▶ What is required
Gather up the lines with the word "JSON" in them.

Records from a data source
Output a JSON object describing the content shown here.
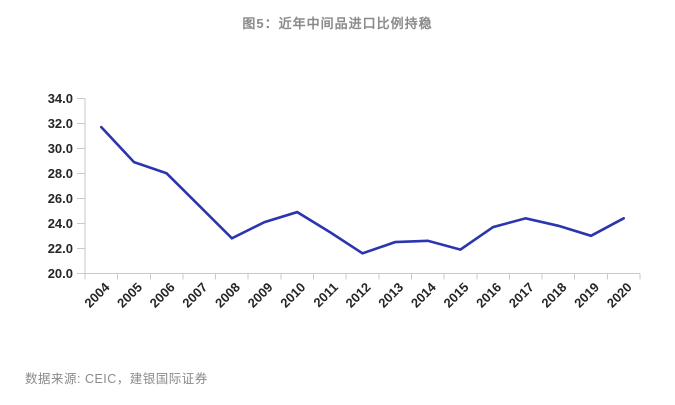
{
  "header": {
    "title": "图5：近年中间品进口比例持稳"
  },
  "footer": {
    "source": "数据来源: CEIC，建银国际证券"
  },
  "chart_data": {
    "type": "line",
    "title": "图5：近年中间品进口比例持稳",
    "categories": [
      "2004",
      "2005",
      "2006",
      "2007",
      "2008",
      "2009",
      "2010",
      "2011",
      "2012",
      "2013",
      "2014",
      "2015",
      "2016",
      "2017",
      "2018",
      "2019",
      "2020"
    ],
    "series": [
      {
        "name": "中间品进口比例",
        "values": [
          31.7,
          28.9,
          28.0,
          25.4,
          22.8,
          24.1,
          24.9,
          23.3,
          21.6,
          22.5,
          22.6,
          21.9,
          23.7,
          24.4,
          23.8,
          23.0,
          24.4
        ],
        "color": "#2B35AD"
      }
    ],
    "xlabel": "",
    "ylabel": "",
    "ylim": [
      20.0,
      34.0
    ],
    "ytick_step": 2.0,
    "ytick_labels": [
      "20.0",
      "22.0",
      "24.0",
      "26.0",
      "28.0",
      "30.0",
      "32.0",
      "34.0"
    ],
    "grid": false,
    "legend_position": "none",
    "x_label_rotation_deg": -45,
    "axis_color": "#c9c9c9",
    "tick_label_color": "#262626",
    "source_note": "数据来源: CEIC，建银国际证券"
  }
}
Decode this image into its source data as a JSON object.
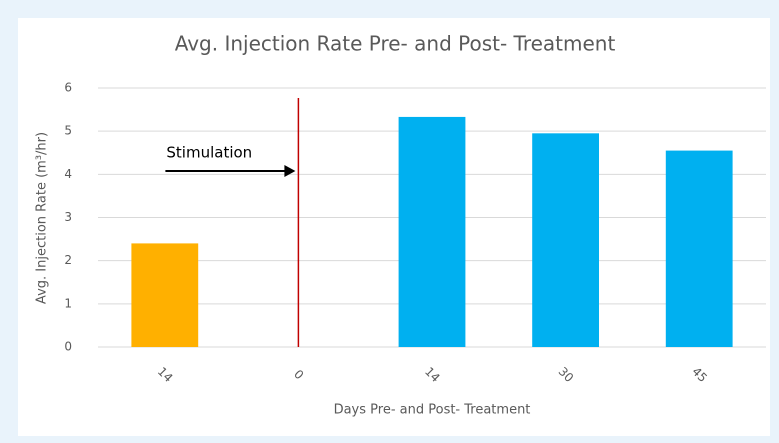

▶ Final result
Output a JSON object describing the content shown here.
Decode this image into its source data as a JSON object.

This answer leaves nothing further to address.